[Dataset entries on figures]
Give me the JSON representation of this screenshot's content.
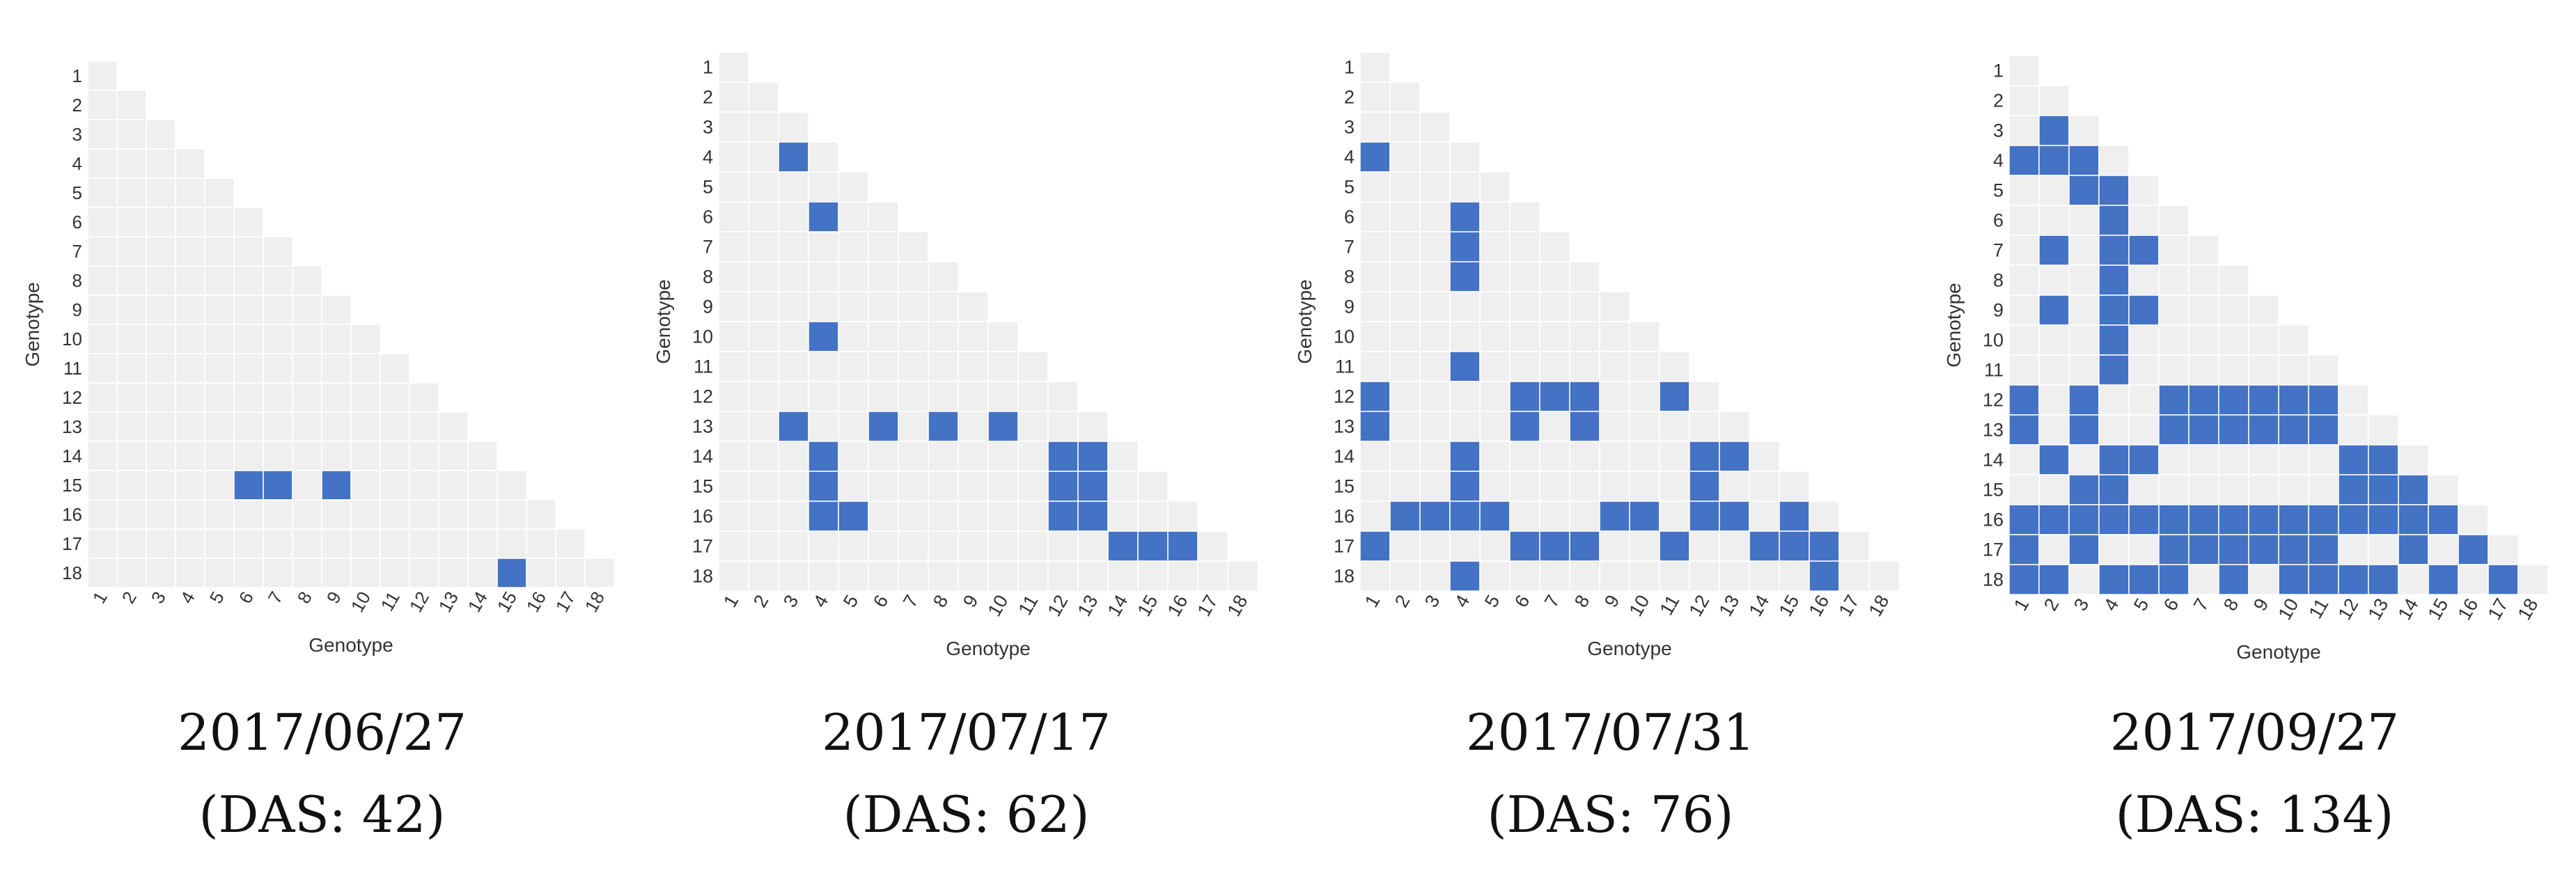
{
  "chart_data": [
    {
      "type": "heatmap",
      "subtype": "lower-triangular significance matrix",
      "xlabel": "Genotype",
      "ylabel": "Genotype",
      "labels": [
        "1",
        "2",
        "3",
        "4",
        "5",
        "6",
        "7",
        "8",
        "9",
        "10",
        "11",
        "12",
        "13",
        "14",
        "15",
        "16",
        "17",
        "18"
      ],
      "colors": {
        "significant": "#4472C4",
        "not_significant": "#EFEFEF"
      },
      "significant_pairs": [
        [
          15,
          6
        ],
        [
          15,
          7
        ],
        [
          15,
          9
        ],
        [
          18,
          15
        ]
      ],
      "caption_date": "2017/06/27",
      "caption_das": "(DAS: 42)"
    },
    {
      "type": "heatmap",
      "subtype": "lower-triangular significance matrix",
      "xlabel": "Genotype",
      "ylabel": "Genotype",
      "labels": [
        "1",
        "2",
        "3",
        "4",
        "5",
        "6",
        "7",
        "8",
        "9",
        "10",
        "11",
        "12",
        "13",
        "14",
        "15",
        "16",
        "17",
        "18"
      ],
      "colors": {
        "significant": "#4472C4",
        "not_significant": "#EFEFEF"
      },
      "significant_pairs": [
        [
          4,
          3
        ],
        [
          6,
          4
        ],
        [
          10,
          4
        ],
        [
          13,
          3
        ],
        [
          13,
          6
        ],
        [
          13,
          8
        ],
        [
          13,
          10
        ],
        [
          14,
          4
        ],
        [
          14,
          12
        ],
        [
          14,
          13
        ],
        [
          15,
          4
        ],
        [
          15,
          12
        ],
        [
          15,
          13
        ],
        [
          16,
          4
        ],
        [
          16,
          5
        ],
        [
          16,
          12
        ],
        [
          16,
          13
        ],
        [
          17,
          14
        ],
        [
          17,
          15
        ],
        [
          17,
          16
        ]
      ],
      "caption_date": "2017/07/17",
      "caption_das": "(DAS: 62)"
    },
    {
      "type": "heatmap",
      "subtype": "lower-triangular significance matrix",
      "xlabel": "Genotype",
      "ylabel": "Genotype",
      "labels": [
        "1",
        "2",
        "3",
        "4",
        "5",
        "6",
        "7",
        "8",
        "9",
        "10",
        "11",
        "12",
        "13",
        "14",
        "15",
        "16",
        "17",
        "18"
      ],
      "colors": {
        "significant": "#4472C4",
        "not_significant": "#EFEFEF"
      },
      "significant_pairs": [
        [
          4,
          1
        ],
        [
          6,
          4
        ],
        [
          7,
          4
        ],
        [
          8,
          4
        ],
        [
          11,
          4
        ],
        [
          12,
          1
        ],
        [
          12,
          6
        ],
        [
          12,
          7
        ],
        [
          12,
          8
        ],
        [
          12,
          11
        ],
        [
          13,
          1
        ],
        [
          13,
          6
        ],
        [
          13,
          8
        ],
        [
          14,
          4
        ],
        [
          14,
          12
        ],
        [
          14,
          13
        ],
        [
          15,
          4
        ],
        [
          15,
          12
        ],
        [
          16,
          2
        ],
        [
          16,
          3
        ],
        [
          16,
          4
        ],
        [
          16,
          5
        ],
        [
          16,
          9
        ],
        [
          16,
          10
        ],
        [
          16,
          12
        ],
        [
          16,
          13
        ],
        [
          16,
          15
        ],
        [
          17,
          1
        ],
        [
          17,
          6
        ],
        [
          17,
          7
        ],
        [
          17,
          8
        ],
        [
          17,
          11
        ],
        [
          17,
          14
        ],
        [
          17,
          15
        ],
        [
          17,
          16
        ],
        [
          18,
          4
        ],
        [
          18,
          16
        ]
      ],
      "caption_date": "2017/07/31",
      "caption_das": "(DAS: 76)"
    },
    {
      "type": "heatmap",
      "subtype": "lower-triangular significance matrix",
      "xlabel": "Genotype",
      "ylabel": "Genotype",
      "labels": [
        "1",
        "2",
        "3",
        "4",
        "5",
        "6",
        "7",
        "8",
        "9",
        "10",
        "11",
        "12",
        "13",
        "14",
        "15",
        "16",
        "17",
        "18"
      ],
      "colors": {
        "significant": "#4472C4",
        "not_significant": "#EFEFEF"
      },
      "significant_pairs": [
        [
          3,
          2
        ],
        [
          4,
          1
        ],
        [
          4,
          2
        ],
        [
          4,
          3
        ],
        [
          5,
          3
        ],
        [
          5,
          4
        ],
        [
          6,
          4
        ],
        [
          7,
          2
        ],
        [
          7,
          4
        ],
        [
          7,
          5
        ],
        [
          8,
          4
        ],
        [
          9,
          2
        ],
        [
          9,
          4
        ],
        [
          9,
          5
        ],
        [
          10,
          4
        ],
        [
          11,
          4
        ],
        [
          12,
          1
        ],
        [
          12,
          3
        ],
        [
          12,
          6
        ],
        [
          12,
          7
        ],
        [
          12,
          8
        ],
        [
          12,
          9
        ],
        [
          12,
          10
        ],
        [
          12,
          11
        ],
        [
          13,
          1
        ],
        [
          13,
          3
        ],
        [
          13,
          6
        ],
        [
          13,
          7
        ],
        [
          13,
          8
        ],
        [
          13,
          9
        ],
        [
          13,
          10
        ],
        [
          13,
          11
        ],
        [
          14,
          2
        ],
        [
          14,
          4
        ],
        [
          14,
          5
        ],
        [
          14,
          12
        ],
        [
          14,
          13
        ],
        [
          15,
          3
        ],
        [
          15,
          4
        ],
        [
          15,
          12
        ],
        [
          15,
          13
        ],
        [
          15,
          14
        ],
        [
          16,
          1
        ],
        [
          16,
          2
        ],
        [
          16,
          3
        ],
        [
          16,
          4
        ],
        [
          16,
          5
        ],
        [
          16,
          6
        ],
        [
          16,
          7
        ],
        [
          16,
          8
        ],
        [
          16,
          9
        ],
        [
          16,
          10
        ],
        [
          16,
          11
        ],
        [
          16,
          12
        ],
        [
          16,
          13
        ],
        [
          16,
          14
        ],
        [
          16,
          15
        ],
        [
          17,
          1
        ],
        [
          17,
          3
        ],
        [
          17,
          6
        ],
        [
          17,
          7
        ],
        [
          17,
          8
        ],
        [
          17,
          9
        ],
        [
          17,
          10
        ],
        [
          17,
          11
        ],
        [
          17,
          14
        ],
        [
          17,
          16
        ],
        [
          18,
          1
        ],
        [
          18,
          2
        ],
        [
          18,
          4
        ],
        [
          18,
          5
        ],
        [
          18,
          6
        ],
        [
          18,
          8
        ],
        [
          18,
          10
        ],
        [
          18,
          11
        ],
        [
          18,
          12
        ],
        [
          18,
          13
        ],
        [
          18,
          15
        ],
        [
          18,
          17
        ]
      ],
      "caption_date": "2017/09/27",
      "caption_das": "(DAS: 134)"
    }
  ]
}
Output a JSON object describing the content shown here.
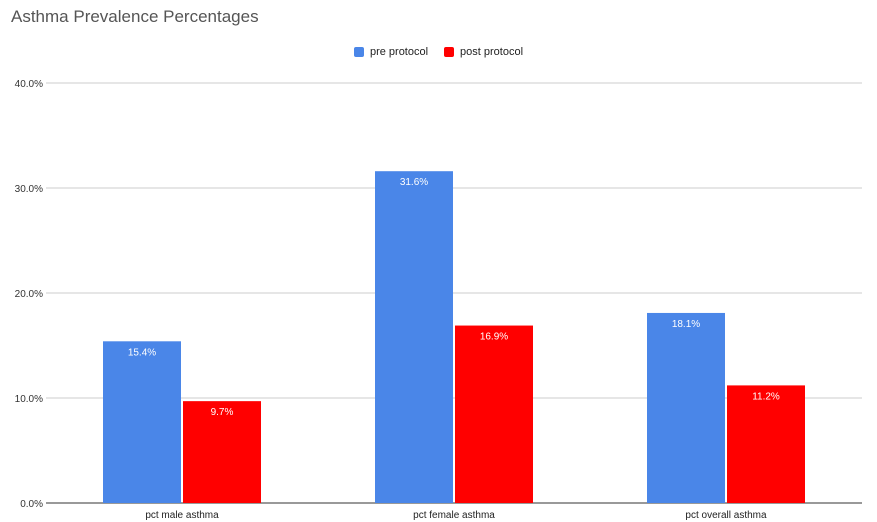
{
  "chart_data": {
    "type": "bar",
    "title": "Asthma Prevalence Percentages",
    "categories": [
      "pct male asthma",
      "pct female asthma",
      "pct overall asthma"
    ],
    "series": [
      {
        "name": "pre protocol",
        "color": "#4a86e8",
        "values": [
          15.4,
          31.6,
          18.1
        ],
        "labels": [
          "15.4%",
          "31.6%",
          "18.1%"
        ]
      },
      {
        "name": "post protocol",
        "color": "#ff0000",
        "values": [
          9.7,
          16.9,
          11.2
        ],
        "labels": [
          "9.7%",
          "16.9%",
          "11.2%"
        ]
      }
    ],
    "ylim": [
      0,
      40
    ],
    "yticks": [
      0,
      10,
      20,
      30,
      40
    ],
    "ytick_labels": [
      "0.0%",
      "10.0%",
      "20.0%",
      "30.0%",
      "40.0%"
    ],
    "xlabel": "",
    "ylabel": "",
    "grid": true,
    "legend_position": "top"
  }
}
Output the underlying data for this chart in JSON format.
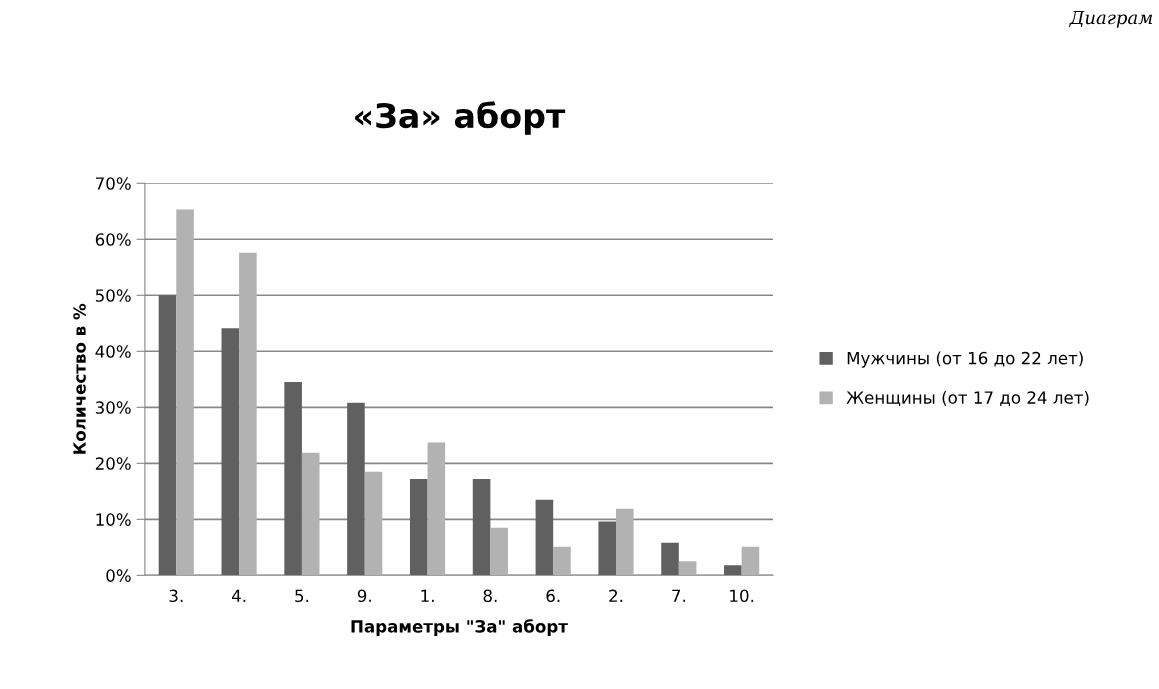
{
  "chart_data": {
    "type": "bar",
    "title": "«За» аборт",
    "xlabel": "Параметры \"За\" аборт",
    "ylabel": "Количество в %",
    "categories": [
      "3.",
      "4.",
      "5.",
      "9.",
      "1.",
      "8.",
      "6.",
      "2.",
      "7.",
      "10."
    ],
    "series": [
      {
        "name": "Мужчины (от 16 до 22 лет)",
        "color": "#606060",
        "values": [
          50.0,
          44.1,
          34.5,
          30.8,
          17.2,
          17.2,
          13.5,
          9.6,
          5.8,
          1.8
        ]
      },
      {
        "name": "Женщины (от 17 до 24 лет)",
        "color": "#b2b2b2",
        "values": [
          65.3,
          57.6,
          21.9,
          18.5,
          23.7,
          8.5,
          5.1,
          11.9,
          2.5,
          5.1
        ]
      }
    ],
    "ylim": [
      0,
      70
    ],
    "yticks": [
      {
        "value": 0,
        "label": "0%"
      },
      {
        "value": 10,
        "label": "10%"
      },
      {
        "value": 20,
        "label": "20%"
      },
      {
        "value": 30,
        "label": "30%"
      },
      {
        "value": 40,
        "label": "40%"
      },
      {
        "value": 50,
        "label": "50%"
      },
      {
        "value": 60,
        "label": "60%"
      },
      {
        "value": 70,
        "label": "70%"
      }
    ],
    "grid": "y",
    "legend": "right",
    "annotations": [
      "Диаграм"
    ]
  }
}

### DIRECTIONS:
Which lines of the data above contain "protocol"? Copy each one.

### WRITTEN SOLUTION:
        "name": "pre protocol",
        "name": "post protocol",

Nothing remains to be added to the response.